Labeled region entries:
- - -

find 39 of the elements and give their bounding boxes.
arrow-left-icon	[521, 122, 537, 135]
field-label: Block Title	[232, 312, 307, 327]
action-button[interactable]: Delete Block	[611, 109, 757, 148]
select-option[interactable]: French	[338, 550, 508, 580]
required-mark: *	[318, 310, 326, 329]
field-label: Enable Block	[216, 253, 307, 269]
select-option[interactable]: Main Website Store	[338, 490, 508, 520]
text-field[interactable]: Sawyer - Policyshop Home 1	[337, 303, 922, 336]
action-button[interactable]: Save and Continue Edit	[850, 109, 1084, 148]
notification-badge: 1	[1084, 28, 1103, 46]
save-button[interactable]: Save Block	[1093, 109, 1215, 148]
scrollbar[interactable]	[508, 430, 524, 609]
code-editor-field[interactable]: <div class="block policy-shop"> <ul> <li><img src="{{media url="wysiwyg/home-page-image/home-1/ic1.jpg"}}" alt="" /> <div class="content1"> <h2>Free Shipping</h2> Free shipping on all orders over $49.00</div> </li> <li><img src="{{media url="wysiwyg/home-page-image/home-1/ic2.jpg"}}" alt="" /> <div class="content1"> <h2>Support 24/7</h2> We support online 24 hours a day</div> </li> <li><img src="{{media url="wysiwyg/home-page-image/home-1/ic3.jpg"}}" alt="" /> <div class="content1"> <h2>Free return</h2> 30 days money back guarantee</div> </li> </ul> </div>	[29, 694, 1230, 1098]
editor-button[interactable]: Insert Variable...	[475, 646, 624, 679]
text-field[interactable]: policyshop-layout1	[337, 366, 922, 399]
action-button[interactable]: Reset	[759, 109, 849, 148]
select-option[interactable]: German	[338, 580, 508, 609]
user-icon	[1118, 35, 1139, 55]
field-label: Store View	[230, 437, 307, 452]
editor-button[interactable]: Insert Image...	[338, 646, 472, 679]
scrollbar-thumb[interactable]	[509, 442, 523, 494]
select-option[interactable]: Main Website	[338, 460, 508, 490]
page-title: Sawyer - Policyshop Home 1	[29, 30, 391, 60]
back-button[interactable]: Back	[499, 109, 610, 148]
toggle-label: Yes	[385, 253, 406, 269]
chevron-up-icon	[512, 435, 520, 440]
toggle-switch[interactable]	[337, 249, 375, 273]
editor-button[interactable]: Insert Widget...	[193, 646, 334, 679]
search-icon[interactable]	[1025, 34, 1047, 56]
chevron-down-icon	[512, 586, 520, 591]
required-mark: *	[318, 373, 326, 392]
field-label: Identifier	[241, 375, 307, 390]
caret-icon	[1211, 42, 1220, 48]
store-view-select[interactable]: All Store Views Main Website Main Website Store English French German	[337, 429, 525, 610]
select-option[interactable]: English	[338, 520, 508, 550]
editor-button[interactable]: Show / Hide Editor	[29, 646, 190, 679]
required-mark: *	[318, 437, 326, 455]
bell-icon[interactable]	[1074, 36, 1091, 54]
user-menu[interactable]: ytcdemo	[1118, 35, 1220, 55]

- - -

== Exercise brief ==
Copy the lines above exactly, covering the stretch from the first line of the records through the line that contains "310, 326, 329]".

== Task response ==
find 39 of the elements and give their bounding boxes.
arrow-left-icon	[521, 122, 537, 135]
field-label: Block Title	[232, 312, 307, 327]
action-button[interactable]: Delete Block	[611, 109, 757, 148]
select-option[interactable]: French	[338, 550, 508, 580]
required-mark: *	[318, 310, 326, 329]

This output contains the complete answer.